◆ Written request
Copy out each line of the listing that has the word "zvolala" in it.

━━ Provided data ━━

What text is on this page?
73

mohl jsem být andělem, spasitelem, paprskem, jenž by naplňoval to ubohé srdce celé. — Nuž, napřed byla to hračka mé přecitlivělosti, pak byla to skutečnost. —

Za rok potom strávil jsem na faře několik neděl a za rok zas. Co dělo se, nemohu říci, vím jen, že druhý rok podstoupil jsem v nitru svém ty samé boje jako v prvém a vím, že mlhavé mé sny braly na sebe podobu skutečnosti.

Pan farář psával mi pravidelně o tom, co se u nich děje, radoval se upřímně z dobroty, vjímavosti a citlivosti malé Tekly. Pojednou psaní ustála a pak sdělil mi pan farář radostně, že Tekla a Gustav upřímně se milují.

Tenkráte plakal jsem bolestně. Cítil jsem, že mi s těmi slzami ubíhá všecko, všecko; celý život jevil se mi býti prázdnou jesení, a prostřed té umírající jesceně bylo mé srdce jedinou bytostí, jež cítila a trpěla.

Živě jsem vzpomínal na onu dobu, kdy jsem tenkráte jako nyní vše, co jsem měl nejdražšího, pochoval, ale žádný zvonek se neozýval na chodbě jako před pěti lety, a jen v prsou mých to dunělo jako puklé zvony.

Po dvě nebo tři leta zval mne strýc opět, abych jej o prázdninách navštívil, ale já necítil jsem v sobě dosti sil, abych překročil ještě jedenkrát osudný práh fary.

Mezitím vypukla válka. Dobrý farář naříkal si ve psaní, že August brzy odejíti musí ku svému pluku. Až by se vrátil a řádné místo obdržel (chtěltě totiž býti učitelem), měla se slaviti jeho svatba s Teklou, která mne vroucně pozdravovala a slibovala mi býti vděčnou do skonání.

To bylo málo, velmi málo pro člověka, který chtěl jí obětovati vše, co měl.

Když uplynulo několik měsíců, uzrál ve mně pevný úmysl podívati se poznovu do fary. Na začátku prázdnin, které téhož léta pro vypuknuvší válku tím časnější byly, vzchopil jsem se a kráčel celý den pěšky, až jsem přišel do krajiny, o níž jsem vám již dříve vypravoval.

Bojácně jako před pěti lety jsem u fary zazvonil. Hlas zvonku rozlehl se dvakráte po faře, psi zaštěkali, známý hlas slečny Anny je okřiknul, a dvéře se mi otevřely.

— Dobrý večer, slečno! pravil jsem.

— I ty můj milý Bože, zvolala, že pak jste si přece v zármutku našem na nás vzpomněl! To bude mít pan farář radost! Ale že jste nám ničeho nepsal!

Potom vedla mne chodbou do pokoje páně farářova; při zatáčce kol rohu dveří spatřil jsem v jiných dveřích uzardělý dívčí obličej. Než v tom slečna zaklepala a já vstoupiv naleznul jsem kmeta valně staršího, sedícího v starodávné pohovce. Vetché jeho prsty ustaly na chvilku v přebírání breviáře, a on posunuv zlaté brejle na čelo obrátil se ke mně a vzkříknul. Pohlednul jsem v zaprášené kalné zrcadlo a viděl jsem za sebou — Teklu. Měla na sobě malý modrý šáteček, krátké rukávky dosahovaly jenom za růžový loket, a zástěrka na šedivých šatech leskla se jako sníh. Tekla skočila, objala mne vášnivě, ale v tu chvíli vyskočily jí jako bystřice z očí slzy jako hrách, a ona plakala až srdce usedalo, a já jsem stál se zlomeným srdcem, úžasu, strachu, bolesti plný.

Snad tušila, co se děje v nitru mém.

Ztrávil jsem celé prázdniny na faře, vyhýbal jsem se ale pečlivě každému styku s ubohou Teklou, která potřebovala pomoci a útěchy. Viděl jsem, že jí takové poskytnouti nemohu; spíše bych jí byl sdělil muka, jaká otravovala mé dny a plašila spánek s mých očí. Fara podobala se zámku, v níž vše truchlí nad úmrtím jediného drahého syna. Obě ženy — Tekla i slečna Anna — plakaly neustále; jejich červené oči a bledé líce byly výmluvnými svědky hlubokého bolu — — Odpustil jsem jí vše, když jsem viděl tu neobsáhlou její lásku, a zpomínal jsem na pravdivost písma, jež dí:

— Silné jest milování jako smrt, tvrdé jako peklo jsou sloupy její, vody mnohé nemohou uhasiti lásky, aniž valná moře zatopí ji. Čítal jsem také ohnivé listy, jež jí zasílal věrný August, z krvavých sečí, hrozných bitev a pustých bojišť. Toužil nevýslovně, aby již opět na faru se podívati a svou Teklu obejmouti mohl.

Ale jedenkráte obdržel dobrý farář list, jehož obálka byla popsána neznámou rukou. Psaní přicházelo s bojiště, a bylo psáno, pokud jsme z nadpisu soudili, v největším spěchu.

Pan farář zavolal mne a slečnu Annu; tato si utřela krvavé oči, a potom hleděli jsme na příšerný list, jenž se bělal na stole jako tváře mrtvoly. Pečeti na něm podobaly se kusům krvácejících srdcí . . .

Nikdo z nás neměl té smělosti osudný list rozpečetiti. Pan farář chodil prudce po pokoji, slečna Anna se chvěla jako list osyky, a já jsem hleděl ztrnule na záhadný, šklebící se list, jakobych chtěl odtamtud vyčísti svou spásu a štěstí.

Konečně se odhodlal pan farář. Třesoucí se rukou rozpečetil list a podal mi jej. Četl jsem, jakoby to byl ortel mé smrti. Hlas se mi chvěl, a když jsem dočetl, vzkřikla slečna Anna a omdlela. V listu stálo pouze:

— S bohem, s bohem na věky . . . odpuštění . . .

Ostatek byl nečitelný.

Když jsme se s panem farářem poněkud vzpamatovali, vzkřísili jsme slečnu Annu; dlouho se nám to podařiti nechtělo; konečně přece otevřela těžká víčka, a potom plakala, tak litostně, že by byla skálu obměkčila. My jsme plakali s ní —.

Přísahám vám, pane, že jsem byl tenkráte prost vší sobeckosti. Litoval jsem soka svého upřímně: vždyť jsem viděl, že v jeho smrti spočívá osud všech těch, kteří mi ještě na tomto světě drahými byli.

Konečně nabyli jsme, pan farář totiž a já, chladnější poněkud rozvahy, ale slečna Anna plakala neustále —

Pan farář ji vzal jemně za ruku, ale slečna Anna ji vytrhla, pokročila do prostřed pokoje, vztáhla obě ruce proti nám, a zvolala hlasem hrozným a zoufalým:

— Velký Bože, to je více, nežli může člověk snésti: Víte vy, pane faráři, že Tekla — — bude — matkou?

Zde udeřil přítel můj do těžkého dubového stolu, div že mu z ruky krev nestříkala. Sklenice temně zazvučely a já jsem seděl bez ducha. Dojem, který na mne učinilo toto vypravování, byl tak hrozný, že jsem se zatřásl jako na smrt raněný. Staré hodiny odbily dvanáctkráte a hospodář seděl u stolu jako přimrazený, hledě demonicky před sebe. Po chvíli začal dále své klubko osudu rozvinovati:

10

━━━

◆ Completed exercise
— I ty můj milý Bože, zvolala, že pak jste si přece v zármutku našem na nás vzpomněl! To bude mít pan farář radost! Ale že jste nám ničeho nepsal!
Pan farář ji vzal jemně za ruku, ale slečna Anna ji vytrhla, pokročila do prostřed pokoje, vztáhla obě ruce proti nám, a zvolala hlasem hrozným a zoufalým:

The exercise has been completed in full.